▶ **WHAT YOU WILL DO**
Write out all of the entries exactly as given.

### LISTED RECORDS

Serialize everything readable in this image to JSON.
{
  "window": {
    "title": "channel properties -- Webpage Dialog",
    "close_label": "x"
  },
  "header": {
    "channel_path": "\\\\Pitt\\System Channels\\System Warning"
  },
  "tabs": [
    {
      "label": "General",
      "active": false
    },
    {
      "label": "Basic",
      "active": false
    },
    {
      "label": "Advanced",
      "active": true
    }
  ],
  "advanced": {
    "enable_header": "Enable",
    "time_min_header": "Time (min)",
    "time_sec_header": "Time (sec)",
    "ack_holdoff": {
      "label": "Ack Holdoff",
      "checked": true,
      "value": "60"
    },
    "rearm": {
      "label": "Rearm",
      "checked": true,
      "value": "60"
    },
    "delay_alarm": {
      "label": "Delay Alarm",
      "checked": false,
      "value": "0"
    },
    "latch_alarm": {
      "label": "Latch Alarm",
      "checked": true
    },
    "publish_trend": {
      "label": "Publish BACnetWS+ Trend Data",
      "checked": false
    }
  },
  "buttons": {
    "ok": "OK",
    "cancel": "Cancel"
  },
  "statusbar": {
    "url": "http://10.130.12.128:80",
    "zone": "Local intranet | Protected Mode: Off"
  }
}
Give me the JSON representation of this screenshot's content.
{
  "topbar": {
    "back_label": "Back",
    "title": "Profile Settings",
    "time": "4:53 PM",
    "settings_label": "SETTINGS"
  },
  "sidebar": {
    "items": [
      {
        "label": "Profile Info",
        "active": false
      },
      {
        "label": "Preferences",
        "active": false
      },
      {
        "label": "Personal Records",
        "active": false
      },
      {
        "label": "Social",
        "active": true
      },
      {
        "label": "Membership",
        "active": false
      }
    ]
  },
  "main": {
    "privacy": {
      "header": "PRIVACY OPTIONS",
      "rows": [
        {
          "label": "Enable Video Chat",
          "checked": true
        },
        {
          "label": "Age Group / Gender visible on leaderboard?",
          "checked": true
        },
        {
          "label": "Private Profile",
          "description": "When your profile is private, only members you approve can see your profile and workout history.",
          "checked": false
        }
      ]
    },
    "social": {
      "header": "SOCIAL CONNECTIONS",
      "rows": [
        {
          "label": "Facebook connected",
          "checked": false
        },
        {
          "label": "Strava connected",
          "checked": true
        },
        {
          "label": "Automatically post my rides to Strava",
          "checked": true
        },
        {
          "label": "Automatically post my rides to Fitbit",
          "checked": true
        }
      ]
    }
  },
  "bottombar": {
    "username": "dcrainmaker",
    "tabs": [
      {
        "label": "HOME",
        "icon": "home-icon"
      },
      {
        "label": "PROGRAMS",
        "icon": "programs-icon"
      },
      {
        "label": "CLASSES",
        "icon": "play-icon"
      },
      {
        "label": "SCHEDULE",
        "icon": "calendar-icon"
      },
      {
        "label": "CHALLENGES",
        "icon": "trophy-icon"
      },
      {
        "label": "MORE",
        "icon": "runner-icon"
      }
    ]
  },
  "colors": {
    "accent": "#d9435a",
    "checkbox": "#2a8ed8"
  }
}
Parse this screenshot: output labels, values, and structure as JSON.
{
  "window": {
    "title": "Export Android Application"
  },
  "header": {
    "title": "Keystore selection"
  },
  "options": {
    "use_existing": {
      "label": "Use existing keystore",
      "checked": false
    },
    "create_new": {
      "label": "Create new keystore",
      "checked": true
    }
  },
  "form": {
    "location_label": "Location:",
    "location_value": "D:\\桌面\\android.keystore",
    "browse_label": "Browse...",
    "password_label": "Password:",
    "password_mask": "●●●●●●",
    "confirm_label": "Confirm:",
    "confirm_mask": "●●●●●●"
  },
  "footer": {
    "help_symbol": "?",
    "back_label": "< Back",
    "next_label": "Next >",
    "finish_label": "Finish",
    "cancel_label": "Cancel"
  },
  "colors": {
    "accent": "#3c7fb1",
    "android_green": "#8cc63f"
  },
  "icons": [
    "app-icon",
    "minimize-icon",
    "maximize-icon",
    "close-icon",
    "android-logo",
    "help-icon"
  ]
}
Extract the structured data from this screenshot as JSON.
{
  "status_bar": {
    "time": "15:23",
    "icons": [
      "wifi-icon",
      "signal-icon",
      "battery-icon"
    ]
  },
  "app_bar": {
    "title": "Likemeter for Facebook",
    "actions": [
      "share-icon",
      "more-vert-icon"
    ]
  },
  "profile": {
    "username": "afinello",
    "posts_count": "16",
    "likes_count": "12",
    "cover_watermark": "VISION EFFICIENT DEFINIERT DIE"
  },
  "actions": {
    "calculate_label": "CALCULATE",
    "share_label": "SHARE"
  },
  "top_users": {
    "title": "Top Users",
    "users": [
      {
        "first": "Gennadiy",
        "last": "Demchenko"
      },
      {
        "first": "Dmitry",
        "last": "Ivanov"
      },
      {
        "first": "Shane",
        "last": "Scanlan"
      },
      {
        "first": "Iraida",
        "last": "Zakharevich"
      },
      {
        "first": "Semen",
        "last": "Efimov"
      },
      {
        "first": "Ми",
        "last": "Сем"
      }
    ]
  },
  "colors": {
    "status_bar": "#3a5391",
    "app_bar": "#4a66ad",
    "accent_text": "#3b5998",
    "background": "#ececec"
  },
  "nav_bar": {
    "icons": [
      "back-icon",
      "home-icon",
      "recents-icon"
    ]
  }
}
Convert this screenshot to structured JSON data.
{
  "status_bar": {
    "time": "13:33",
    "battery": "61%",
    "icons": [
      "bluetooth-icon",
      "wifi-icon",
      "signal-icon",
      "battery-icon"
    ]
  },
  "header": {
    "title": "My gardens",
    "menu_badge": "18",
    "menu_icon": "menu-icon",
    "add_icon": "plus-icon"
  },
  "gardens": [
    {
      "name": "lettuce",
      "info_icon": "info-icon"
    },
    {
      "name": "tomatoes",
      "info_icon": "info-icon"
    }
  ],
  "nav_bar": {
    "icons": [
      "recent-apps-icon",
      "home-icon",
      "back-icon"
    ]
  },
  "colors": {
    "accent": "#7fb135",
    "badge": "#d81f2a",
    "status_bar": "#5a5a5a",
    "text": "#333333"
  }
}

######

▶ **RESULT OF THIS TASK**
Serialize everything readable in this image to JSON.
{
  "window": {
    "title": "channel properties -- Webpage Dialog",
    "close_label": "x"
  },
  "header": {
    "channel_path": "\\\\Pitt\\System Channels\\System Warning"
  },
  "tabs": [
    {
      "label": "General",
      "active": false
    },
    {
      "label": "Basic",
      "active": false
    },
    {
      "label": "Advanced",
      "active": true
    }
  ],
  "advanced": {
    "enable_header": "Enable",
    "time_min_header": "Time (min)",
    "time_sec_header": "Time (sec)",
    "ack_holdoff": {
      "label": "Ack Holdoff",
      "checked": true,
      "value": "60"
    },
    "rearm": {
      "label": "Rearm",
      "checked": true,
      "value": "60"
    },
    "delay_alarm": {
      "label": "Delay Alarm",
      "checked": false,
      "value": "0"
    },
    "latch_alarm": {
      "label": "Latch Alarm",
      "checked": true
    },
    "publish_trend": {
      "label": "Publish BACnetWS+ Trend Data",
      "checked": false
    }
  },
  "buttons": {
    "ok": "OK",
    "cancel": "Cancel"
  },
  "statusbar": {
    "url": "http://10.130.12.128:80",
    "zone": "Local intranet | Protected Mode: Off"
  }
}
Give me the JSON representation of this screenshot's content.
{
  "topbar": {
    "back_label": "Back",
    "title": "Profile Settings",
    "time": "4:53 PM",
    "settings_label": "SETTINGS"
  },
  "sidebar": {
    "items": [
      {
        "label": "Profile Info",
        "active": false
      },
      {
        "label": "Preferences",
        "active": false
      },
      {
        "label": "Personal Records",
        "active": false
      },
      {
        "label": "Social",
        "active": true
      },
      {
        "label": "Membership",
        "active": false
      }
    ]
  },
  "main": {
    "privacy": {
      "header": "PRIVACY OPTIONS",
      "rows": [
        {
          "label": "Enable Video Chat",
          "checked": true
        },
        {
          "label": "Age Group / Gender visible on leaderboard?",
          "checked": true
        },
        {
          "label": "Private Profile",
          "description": "When your profile is private, only members you approve can see your profile and workout history.",
          "checked": false
        }
      ]
    },
    "social": {
      "header": "SOCIAL CONNECTIONS",
      "rows": [
        {
          "label": "Facebook connected",
          "checked": false
        },
        {
          "label": "Strava connected",
          "checked": true
        },
        {
          "label": "Automatically post my rides to Strava",
          "checked": true
        },
        {
          "label": "Automatically post my rides to Fitbit",
          "checked": true
        }
      ]
    }
  },
  "bottombar": {
    "username": "dcrainmaker",
    "tabs": [
      {
        "label": "HOME",
        "icon": "home-icon"
      },
      {
        "label": "PROGRAMS",
        "icon": "programs-icon"
      },
      {
        "label": "CLASSES",
        "icon": "play-icon"
      },
      {
        "label": "SCHEDULE",
        "icon": "calendar-icon"
      },
      {
        "label": "CHALLENGES",
        "icon": "trophy-icon"
      },
      {
        "label": "MORE",
        "icon": "runner-icon"
      }
    ]
  },
  "colors": {
    "accent": "#d9435a",
    "checkbox": "#2a8ed8"
  }
}
Parse this screenshot: output labels, values, and structure as JSON.
{
  "window": {
    "title": "Export Android Application"
  },
  "header": {
    "title": "Keystore selection"
  },
  "options": {
    "use_existing": {
      "label": "Use existing keystore",
      "checked": false
    },
    "create_new": {
      "label": "Create new keystore",
      "checked": true
    }
  },
  "form": {
    "location_label": "Location:",
    "location_value": "D:\\桌面\\android.keystore",
    "browse_label": "Browse...",
    "password_label": "Password:",
    "password_mask": "●●●●●●",
    "confirm_label": "Confirm:",
    "confirm_mask": "●●●●●●"
  },
  "footer": {
    "help_symbol": "?",
    "back_label": "< Back",
    "next_label": "Next >",
    "finish_label": "Finish",
    "cancel_label": "Cancel"
  },
  "colors": {
    "accent": "#3c7fb1",
    "android_green": "#8cc63f"
  },
  "icons": [
    "app-icon",
    "minimize-icon",
    "maximize-icon",
    "close-icon",
    "android-logo",
    "help-icon"
  ]
}
Extract the structured data from this screenshot as JSON.
{
  "status_bar": {
    "time": "15:23",
    "icons": [
      "wifi-icon",
      "signal-icon",
      "battery-icon"
    ]
  },
  "app_bar": {
    "title": "Likemeter for Facebook",
    "actions": [
      "share-icon",
      "more-vert-icon"
    ]
  },
  "profile": {
    "username": "afinello",
    "posts_count": "16",
    "likes_count": "12",
    "cover_watermark": "VISION EFFICIENT DEFINIERT DIE"
  },
  "actions": {
    "calculate_label": "CALCULATE",
    "share_label": "SHARE"
  },
  "top_users": {
    "title": "Top Users",
    "users": [
      {
        "first": "Gennadiy",
        "last": "Demchenko"
      },
      {
        "first": "Dmitry",
        "last": "Ivanov"
      },
      {
        "first": "Shane",
        "last": "Scanlan"
      },
      {
        "first": "Iraida",
        "last": "Zakharevich"
      },
      {
        "first": "Semen",
        "last": "Efimov"
      },
      {
        "first": "Ми",
        "last": "Сем"
      }
    ]
  },
  "colors": {
    "status_bar": "#3a5391",
    "app_bar": "#4a66ad",
    "accent_text": "#3b5998",
    "background": "#ececec"
  },
  "nav_bar": {
    "icons": [
      "back-icon",
      "home-icon",
      "recents-icon"
    ]
  }
}
Convert this screenshot to structured JSON data.
{
  "status_bar": {
    "time": "13:33",
    "battery": "61%",
    "icons": [
      "bluetooth-icon",
      "wifi-icon",
      "signal-icon",
      "battery-icon"
    ]
  },
  "header": {
    "title": "My gardens",
    "menu_badge": "18",
    "menu_icon": "menu-icon",
    "add_icon": "plus-icon"
  },
  "gardens": [
    {
      "name": "lettuce",
      "info_icon": "info-icon"
    },
    {
      "name": "tomatoes",
      "info_icon": "info-icon"
    }
  ],
  "nav_bar": {
    "icons": [
      "recent-apps-icon",
      "home-icon",
      "back-icon"
    ]
  },
  "colors": {
    "accent": "#7fb135",
    "badge": "#d81f2a",
    "status_bar": "#5a5a5a",
    "text": "#333333"
  }
}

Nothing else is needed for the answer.